= What to work on =
Transcribe all the records with complete accuracy.
## START
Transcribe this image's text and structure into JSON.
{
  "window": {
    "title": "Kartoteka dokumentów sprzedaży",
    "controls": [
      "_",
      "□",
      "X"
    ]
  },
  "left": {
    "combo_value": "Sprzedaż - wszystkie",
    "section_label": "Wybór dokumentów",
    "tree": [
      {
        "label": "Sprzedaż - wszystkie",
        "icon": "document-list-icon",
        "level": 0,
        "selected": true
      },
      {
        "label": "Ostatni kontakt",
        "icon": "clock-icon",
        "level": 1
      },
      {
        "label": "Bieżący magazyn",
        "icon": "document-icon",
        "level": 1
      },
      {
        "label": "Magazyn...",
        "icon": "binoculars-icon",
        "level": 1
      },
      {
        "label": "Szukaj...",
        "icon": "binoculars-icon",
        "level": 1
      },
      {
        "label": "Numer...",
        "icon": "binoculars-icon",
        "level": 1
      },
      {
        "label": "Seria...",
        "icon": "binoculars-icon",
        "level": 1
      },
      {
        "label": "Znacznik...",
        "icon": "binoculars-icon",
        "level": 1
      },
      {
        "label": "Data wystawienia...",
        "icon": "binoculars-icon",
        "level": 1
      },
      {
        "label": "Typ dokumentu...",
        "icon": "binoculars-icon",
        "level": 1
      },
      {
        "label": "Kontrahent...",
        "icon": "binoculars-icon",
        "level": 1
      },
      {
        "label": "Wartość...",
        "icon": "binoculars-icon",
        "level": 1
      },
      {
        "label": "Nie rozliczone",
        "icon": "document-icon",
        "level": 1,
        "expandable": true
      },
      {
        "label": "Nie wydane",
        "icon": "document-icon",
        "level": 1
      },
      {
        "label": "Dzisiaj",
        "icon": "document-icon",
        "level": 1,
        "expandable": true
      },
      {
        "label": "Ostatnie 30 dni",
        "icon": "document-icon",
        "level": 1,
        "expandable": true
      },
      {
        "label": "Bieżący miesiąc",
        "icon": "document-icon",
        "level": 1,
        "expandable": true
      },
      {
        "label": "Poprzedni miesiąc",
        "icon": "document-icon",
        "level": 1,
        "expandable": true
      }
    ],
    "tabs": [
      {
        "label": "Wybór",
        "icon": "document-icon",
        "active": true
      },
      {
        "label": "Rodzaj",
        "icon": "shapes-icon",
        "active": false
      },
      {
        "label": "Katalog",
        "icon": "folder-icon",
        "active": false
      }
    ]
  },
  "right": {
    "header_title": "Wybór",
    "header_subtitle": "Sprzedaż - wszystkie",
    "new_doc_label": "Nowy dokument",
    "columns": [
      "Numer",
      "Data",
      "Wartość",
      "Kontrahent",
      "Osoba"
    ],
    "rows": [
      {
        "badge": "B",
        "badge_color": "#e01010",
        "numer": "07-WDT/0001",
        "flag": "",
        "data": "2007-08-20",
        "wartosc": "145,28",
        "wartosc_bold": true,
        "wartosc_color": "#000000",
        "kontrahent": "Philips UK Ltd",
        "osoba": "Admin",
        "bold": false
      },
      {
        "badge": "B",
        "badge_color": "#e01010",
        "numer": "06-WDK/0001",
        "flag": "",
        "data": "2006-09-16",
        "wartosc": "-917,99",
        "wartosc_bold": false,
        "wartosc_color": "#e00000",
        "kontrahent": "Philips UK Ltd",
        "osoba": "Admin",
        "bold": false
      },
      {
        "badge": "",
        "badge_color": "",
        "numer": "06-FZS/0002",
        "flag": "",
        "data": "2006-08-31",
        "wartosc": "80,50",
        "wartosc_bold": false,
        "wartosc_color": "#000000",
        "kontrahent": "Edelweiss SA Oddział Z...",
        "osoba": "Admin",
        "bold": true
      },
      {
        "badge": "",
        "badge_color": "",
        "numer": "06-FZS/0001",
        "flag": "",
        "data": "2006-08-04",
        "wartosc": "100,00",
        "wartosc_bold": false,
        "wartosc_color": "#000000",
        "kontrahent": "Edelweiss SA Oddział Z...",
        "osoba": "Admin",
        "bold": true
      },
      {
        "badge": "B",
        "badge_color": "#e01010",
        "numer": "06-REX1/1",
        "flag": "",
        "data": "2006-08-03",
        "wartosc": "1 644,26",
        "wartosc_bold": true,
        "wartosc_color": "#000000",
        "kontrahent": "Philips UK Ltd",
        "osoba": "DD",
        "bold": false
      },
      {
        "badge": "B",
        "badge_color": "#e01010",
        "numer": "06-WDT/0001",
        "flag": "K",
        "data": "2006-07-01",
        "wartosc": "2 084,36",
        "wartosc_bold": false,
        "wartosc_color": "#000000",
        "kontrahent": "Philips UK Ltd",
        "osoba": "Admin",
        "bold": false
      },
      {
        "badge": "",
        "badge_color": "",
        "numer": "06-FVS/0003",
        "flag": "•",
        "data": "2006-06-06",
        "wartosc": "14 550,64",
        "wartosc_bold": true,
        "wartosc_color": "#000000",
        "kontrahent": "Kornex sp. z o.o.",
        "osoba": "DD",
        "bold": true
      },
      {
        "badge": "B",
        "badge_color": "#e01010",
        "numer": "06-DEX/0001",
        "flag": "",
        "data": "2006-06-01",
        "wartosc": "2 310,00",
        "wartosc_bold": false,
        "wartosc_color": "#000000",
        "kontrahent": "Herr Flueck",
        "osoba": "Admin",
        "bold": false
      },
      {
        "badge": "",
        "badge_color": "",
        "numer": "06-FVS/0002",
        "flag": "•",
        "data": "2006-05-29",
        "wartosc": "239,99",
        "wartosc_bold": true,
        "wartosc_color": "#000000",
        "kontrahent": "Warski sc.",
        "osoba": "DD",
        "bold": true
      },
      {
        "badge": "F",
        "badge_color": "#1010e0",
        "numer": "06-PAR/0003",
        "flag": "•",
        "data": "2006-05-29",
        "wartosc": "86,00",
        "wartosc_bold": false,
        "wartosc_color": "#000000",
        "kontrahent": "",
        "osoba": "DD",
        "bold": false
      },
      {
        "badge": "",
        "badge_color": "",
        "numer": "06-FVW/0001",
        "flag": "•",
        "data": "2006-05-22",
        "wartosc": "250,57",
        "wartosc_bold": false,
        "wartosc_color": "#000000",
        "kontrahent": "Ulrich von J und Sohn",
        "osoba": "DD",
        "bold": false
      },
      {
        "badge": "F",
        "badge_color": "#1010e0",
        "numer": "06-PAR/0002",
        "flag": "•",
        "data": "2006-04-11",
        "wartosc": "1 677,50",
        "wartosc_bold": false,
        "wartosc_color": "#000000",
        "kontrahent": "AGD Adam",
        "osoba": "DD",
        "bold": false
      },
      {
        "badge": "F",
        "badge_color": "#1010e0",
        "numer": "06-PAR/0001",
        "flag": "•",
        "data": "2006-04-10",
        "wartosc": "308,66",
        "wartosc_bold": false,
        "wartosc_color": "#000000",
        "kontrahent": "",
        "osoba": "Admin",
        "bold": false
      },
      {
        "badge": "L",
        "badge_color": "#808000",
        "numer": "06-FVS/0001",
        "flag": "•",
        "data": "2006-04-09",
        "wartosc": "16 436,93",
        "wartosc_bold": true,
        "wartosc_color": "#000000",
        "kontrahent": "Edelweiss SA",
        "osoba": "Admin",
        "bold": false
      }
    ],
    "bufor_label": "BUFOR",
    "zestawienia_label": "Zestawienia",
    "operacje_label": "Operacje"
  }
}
## END
= Full answer =
Transcribe this image's text and structure into JSON.
{
  "window": {
    "title": "Kartoteka dokumentów sprzedaży",
    "controls": [
      "_",
      "□",
      "X"
    ]
  },
  "left": {
    "combo_value": "Sprzedaż - wszystkie",
    "section_label": "Wybór dokumentów",
    "tree": [
      {
        "label": "Sprzedaż - wszystkie",
        "icon": "document-list-icon",
        "level": 0,
        "selected": true
      },
      {
        "label": "Ostatni kontakt",
        "icon": "clock-icon",
        "level": 1
      },
      {
        "label": "Bieżący magazyn",
        "icon": "document-icon",
        "level": 1
      },
      {
        "label": "Magazyn...",
        "icon": "binoculars-icon",
        "level": 1
      },
      {
        "label": "Szukaj...",
        "icon": "binoculars-icon",
        "level": 1
      },
      {
        "label": "Numer...",
        "icon": "binoculars-icon",
        "level": 1
      },
      {
        "label": "Seria...",
        "icon": "binoculars-icon",
        "level": 1
      },
      {
        "label": "Znacznik...",
        "icon": "binoculars-icon",
        "level": 1
      },
      {
        "label": "Data wystawienia...",
        "icon": "binoculars-icon",
        "level": 1
      },
      {
        "label": "Typ dokumentu...",
        "icon": "binoculars-icon",
        "level": 1
      },
      {
        "label": "Kontrahent...",
        "icon": "binoculars-icon",
        "level": 1
      },
      {
        "label": "Wartość...",
        "icon": "binoculars-icon",
        "level": 1
      },
      {
        "label": "Nie rozliczone",
        "icon": "document-icon",
        "level": 1,
        "expandable": true
      },
      {
        "label": "Nie wydane",
        "icon": "document-icon",
        "level": 1
      },
      {
        "label": "Dzisiaj",
        "icon": "document-icon",
        "level": 1,
        "expandable": true
      },
      {
        "label": "Ostatnie 30 dni",
        "icon": "document-icon",
        "level": 1,
        "expandable": true
      },
      {
        "label": "Bieżący miesiąc",
        "icon": "document-icon",
        "level": 1,
        "expandable": true
      },
      {
        "label": "Poprzedni miesiąc",
        "icon": "document-icon",
        "level": 1,
        "expandable": true
      }
    ],
    "tabs": [
      {
        "label": "Wybór",
        "icon": "document-icon",
        "active": true
      },
      {
        "label": "Rodzaj",
        "icon": "shapes-icon",
        "active": false
      },
      {
        "label": "Katalog",
        "icon": "folder-icon",
        "active": false
      }
    ]
  },
  "right": {
    "header_title": "Wybór",
    "header_subtitle": "Sprzedaż - wszystkie",
    "new_doc_label": "Nowy dokument",
    "columns": [
      "Numer",
      "Data",
      "Wartość",
      "Kontrahent",
      "Osoba"
    ],
    "rows": [
      {
        "badge": "B",
        "badge_color": "#e01010",
        "numer": "07-WDT/0001",
        "flag": "",
        "data": "2007-08-20",
        "wartosc": "145,28",
        "wartosc_bold": true,
        "wartosc_color": "#000000",
        "kontrahent": "Philips UK Ltd",
        "osoba": "Admin",
        "bold": false
      },
      {
        "badge": "B",
        "badge_color": "#e01010",
        "numer": "06-WDK/0001",
        "flag": "",
        "data": "2006-09-16",
        "wartosc": "-917,99",
        "wartosc_bold": false,
        "wartosc_color": "#e00000",
        "kontrahent": "Philips UK Ltd",
        "osoba": "Admin",
        "bold": false
      },
      {
        "badge": "",
        "badge_color": "",
        "numer": "06-FZS/0002",
        "flag": "",
        "data": "2006-08-31",
        "wartosc": "80,50",
        "wartosc_bold": false,
        "wartosc_color": "#000000",
        "kontrahent": "Edelweiss SA Oddział Z...",
        "osoba": "Admin",
        "bold": true
      },
      {
        "badge": "",
        "badge_color": "",
        "numer": "06-FZS/0001",
        "flag": "",
        "data": "2006-08-04",
        "wartosc": "100,00",
        "wartosc_bold": false,
        "wartosc_color": "#000000",
        "kontrahent": "Edelweiss SA Oddział Z...",
        "osoba": "Admin",
        "bold": true
      },
      {
        "badge": "B",
        "badge_color": "#e01010",
        "numer": "06-REX1/1",
        "flag": "",
        "data": "2006-08-03",
        "wartosc": "1 644,26",
        "wartosc_bold": true,
        "wartosc_color": "#000000",
        "kontrahent": "Philips UK Ltd",
        "osoba": "DD",
        "bold": false
      },
      {
        "badge": "B",
        "badge_color": "#e01010",
        "numer": "06-WDT/0001",
        "flag": "K",
        "data": "2006-07-01",
        "wartosc": "2 084,36",
        "wartosc_bold": false,
        "wartosc_color": "#000000",
        "kontrahent": "Philips UK Ltd",
        "osoba": "Admin",
        "bold": false
      },
      {
        "badge": "",
        "badge_color": "",
        "numer": "06-FVS/0003",
        "flag": "•",
        "data": "2006-06-06",
        "wartosc": "14 550,64",
        "wartosc_bold": true,
        "wartosc_color": "#000000",
        "kontrahent": "Kornex sp. z o.o.",
        "osoba": "DD",
        "bold": true
      },
      {
        "badge": "B",
        "badge_color": "#e01010",
        "numer": "06-DEX/0001",
        "flag": "",
        "data": "2006-06-01",
        "wartosc": "2 310,00",
        "wartosc_bold": false,
        "wartosc_color": "#000000",
        "kontrahent": "Herr Flueck",
        "osoba": "Admin",
        "bold": false
      },
      {
        "badge": "",
        "badge_color": "",
        "numer": "06-FVS/0002",
        "flag": "•",
        "data": "2006-05-29",
        "wartosc": "239,99",
        "wartosc_bold": true,
        "wartosc_color": "#000000",
        "kontrahent": "Warski sc.",
        "osoba": "DD",
        "bold": true
      },
      {
        "badge": "F",
        "badge_color": "#1010e0",
        "numer": "06-PAR/0003",
        "flag": "•",
        "data": "2006-05-29",
        "wartosc": "86,00",
        "wartosc_bold": false,
        "wartosc_color": "#000000",
        "kontrahent": "",
        "osoba": "DD",
        "bold": false
      },
      {
        "badge": "",
        "badge_color": "",
        "numer": "06-FVW/0001",
        "flag": "•",
        "data": "2006-05-22",
        "wartosc": "250,57",
        "wartosc_bold": false,
        "wartosc_color": "#000000",
        "kontrahent": "Ulrich von J und Sohn",
        "osoba": "DD",
        "bold": false
      },
      {
        "badge": "F",
        "badge_color": "#1010e0",
        "numer": "06-PAR/0002",
        "flag": "•",
        "data": "2006-04-11",
        "wartosc": "1 677,50",
        "wartosc_bold": false,
        "wartosc_color": "#000000",
        "kontrahent": "AGD Adam",
        "osoba": "DD",
        "bold": false
      },
      {
        "badge": "F",
        "badge_color": "#1010e0",
        "numer": "06-PAR/0001",
        "flag": "•",
        "data": "2006-04-10",
        "wartosc": "308,66",
        "wartosc_bold": false,
        "wartosc_color": "#000000",
        "kontrahent": "",
        "osoba": "Admin",
        "bold": false
      },
      {
        "badge": "L",
        "badge_color": "#808000",
        "numer": "06-FVS/0001",
        "flag": "•",
        "data": "2006-04-09",
        "wartosc": "16 436,93",
        "wartosc_bold": true,
        "wartosc_color": "#000000",
        "kontrahent": "Edelweiss SA",
        "osoba": "Admin",
        "bold": false
      }
    ],
    "bufor_label": "BUFOR",
    "zestawienia_label": "Zestawienia",
    "operacje_label": "Operacje"
  }
}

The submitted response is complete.